── Records supplied ──

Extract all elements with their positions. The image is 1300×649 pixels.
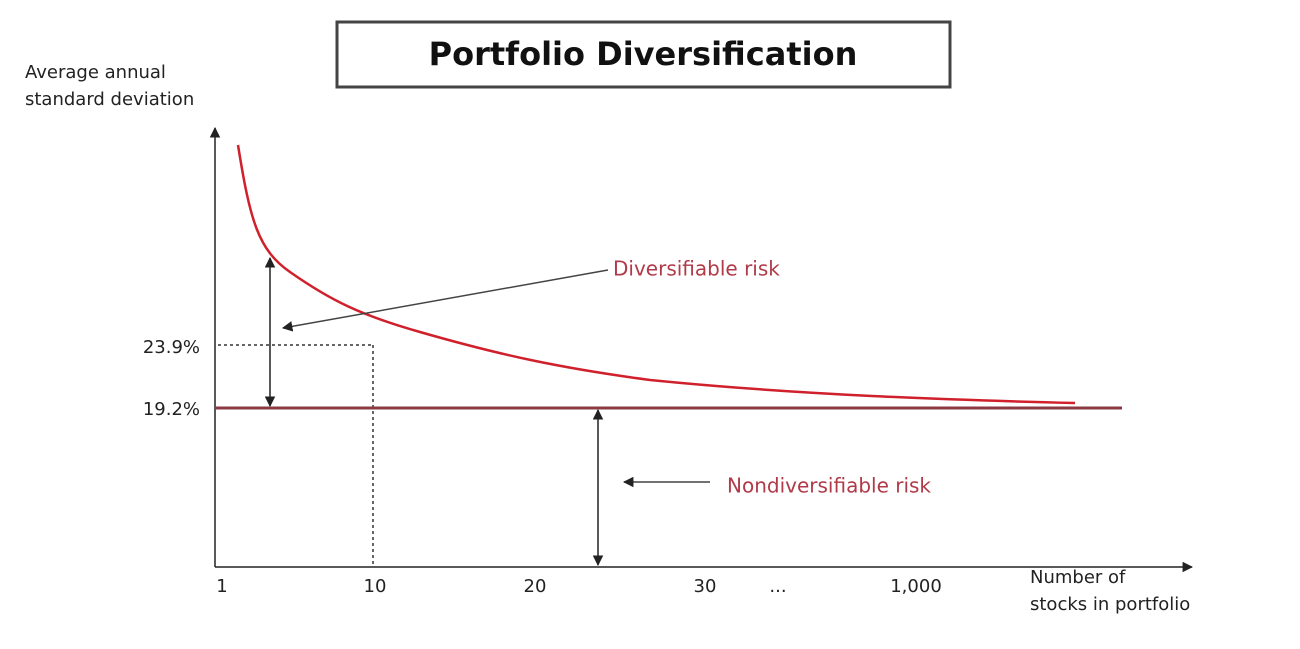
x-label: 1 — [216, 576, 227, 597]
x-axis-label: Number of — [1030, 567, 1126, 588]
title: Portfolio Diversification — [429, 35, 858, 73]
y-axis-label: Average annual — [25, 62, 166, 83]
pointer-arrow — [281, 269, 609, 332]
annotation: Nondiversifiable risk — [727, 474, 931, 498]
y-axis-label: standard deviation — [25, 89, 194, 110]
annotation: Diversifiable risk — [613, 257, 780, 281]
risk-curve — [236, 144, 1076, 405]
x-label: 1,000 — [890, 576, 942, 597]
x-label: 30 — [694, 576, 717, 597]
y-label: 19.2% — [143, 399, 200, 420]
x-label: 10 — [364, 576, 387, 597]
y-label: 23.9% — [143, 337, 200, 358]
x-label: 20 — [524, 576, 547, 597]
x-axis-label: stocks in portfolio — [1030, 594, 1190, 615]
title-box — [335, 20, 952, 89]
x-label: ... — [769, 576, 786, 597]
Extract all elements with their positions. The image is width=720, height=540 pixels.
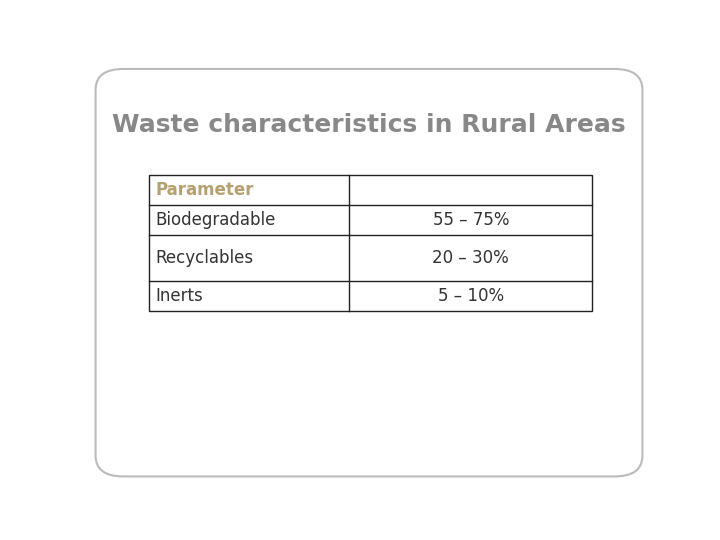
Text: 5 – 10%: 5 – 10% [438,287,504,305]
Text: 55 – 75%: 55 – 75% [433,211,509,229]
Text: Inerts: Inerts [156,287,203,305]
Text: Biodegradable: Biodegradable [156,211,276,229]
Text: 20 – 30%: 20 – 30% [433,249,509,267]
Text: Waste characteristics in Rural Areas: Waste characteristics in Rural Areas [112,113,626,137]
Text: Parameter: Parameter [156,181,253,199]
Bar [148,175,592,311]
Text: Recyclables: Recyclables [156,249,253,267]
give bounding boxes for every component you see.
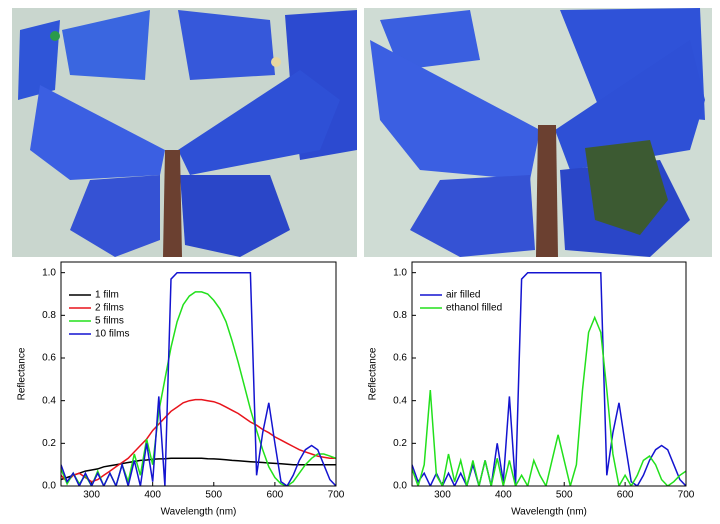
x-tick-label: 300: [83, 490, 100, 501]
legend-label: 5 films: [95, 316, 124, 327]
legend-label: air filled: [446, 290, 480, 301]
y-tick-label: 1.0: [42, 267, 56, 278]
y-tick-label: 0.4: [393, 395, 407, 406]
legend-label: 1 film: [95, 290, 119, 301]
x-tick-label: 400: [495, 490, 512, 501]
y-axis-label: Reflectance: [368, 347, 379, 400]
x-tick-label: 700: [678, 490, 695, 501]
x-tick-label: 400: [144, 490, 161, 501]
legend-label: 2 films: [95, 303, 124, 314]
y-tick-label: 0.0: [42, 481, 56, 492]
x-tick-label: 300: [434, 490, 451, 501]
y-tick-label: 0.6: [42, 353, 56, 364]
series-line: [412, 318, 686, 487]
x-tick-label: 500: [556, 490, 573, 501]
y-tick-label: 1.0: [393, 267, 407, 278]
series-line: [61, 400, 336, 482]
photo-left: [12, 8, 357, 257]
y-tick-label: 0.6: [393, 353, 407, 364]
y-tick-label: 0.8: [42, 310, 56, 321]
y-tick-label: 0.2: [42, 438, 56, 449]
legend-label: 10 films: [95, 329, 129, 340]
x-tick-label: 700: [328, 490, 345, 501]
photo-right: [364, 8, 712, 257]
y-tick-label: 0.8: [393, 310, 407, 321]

───

Objective: Reproduce the lines above verbatim, starting at the line that contains "x-tick-label: 300: [83, 490, 100, 501]" and ending at the line that contains "y-axis-label: Reflectance: [368, 347, 379, 400]", with both of those lines included.

Output below:
x-tick-label: 300: [83, 490, 100, 501]
legend-label: 5 films: [95, 316, 124, 327]
legend-label: air filled: [446, 290, 480, 301]
y-tick-label: 1.0: [42, 267, 56, 278]
y-tick-label: 0.4: [393, 395, 407, 406]
legend-label: 1 film: [95, 290, 119, 301]
x-tick-label: 400: [495, 490, 512, 501]
y-axis-label: Reflectance: [368, 347, 379, 400]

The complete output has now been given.